[Stored records]
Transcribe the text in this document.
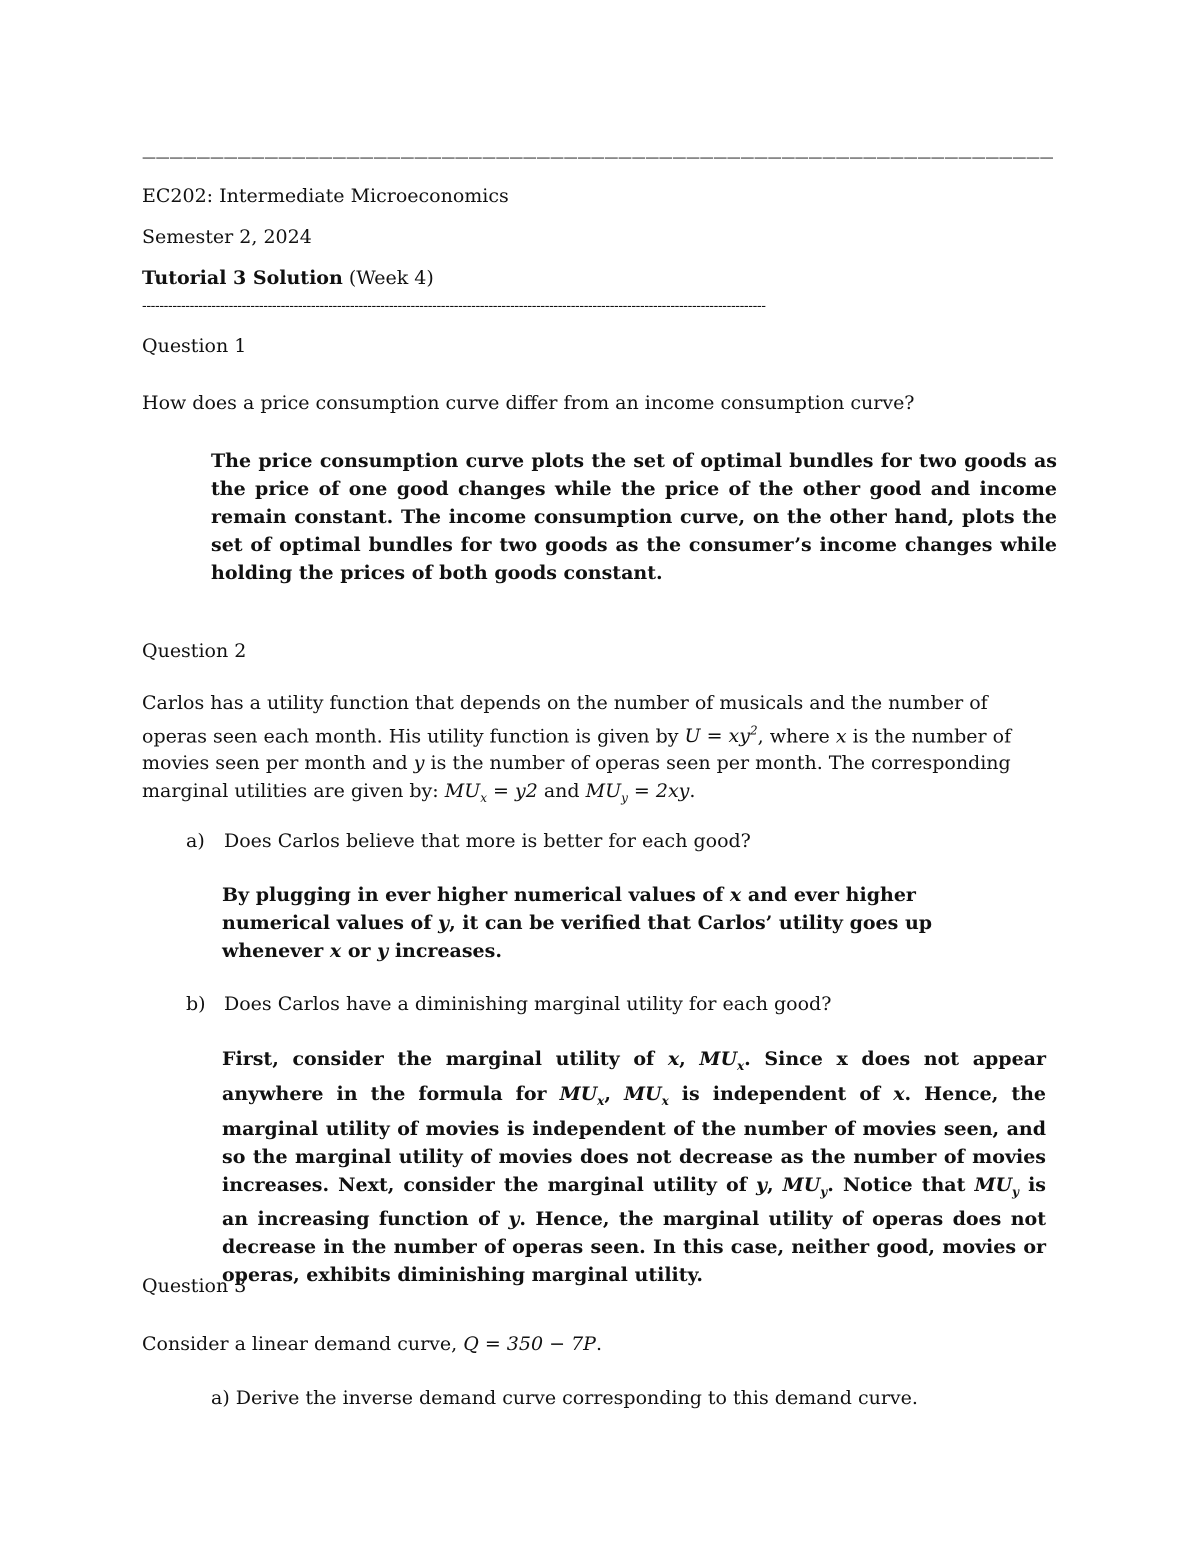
———————————————————————————————————————————————————————————————————
EC202: Intermediate Microeconomics
Semester 2, 2024
Tutorial 3 Solution (Week 4)
------------------------------------------------------------------------------------------------------------------------------------------------
Question 1
How does a price consumption curve differ from an income consumption curve?
The price consumption curve plots the set of optimal bundles for two goods as the price of one good changes while the price of the other good and income remain constant. The income consumption curve, on the other hand, plots the set of optimal bundles for two goods as the consumer’s income changes while holding the prices of both goods constant.
Question 2
Carlos has a utility function that depends on the number of musicals and the number of operas seen each month. His utility function is given by $U = xy^2$, where x is the number of movies seen per month and y is the number of operas seen per month. The corresponding marginal utilities are given by: $MU_x = y2$ and $MU_y = 2xy$.
a) Does Carlos believe that more is better for each good?
By plugging in ever higher numerical values of x and ever higher numerical values of y, it can be verified that Carlos’ utility goes up whenever x or y increases.
b) Does Carlos have a diminishing marginal utility for each good?
First, consider the marginal utility of x, $MU_x$. Since x does not appear anywhere in the formula for $MU_x$, $MU_x$ is independent of x. Hence, the marginal utility of movies is independent of the number of movies seen, and so the marginal utility of movies does not decrease as the number of movies increases. Next, consider the marginal utility of y, $MU_y$. Notice that $MU_y$ is an increasing function of y. Hence, the marginal utility of operas does not decrease in the number of operas seen. In this case, neither good, movies or operas, exhibits diminishing marginal utility.
Question 3
Consider a linear demand curve, Q = 350 − 7P.
a) Derive the inverse demand curve corresponding to this demand curve.
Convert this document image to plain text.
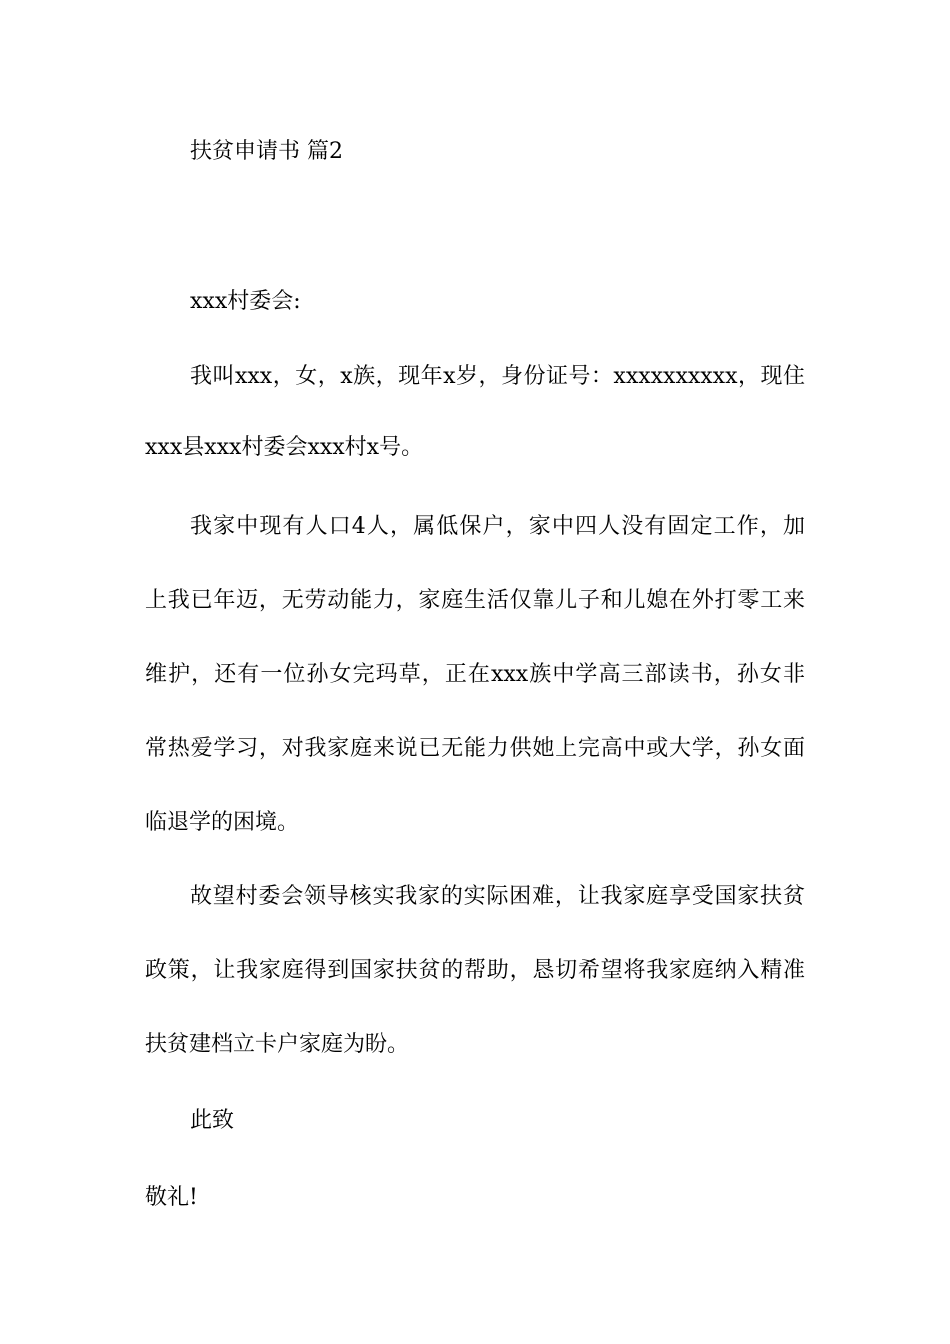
扶贫申请书 篇2
xxx村委会:
我叫xxx，女，x族，现年x岁，身份证号：xxxxxxxxxx，现住
xxx县xxx村委会xxx村x号。
我家中现有人口4人，属低保户，家中四人没有固定工作，加
上我已年迈，无劳动能力，家庭生活仅靠儿子和儿媳在外打零工来
维护，还有一位孙女完玛草，正在xxx族中学高三部读书，孙女非
常热爱学习，对我家庭来说已无能力供她上完高中或大学，孙女面
临退学的困境。
故望村委会领导核实我家的实际困难，让我家庭享受国家扶贫
政策，让我家庭得到国家扶贫的帮助，恳切希望将我家庭纳入精准
扶贫建档立卡户家庭为盼。
此致
敬礼!
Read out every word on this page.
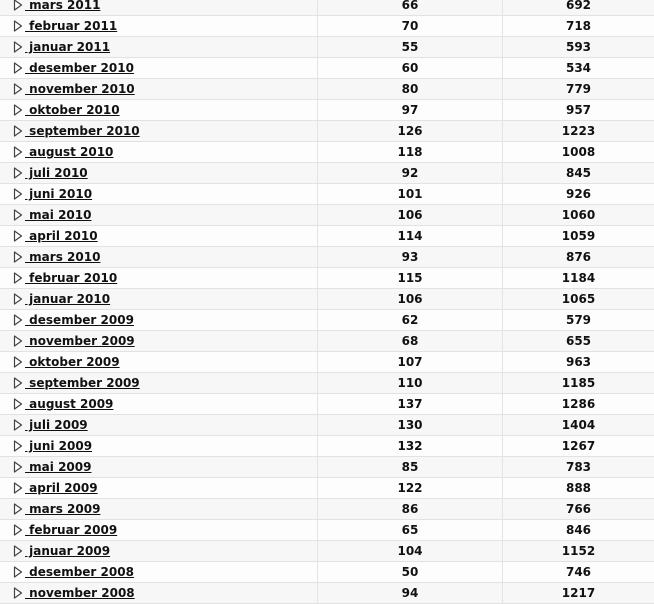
mars 2011	66	692
februar 2011	70	718
januar 2011	55	593
desember 2010	60	534
november 2010	80	779
oktober 2010	97	957
september 2010	126	1223
august 2010	118	1008
juli 2010	92	845
juni 2010	101	926
mai 2010	106	1060
april 2010	114	1059
mars 2010	93	876
februar 2010	115	1184
januar 2010	106	1065
desember 2009	62	579
november 2009	68	655
oktober 2009	107	963
september 2009	110	1185
august 2009	137	1286
juli 2009	130	1404
juni 2009	132	1267
mai 2009	85	783
april 2009	122	888
mars 2009	86	766
februar 2009	65	846
januar 2009	104	1152
desember 2008	50	746
november 2008	94	1217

=== Short task ===
Each line above that includes "januar" should be shown.

=== Result for this exercise ===
januar 2011	55	593
januar 2010	106	1065
januar 2009	104	1152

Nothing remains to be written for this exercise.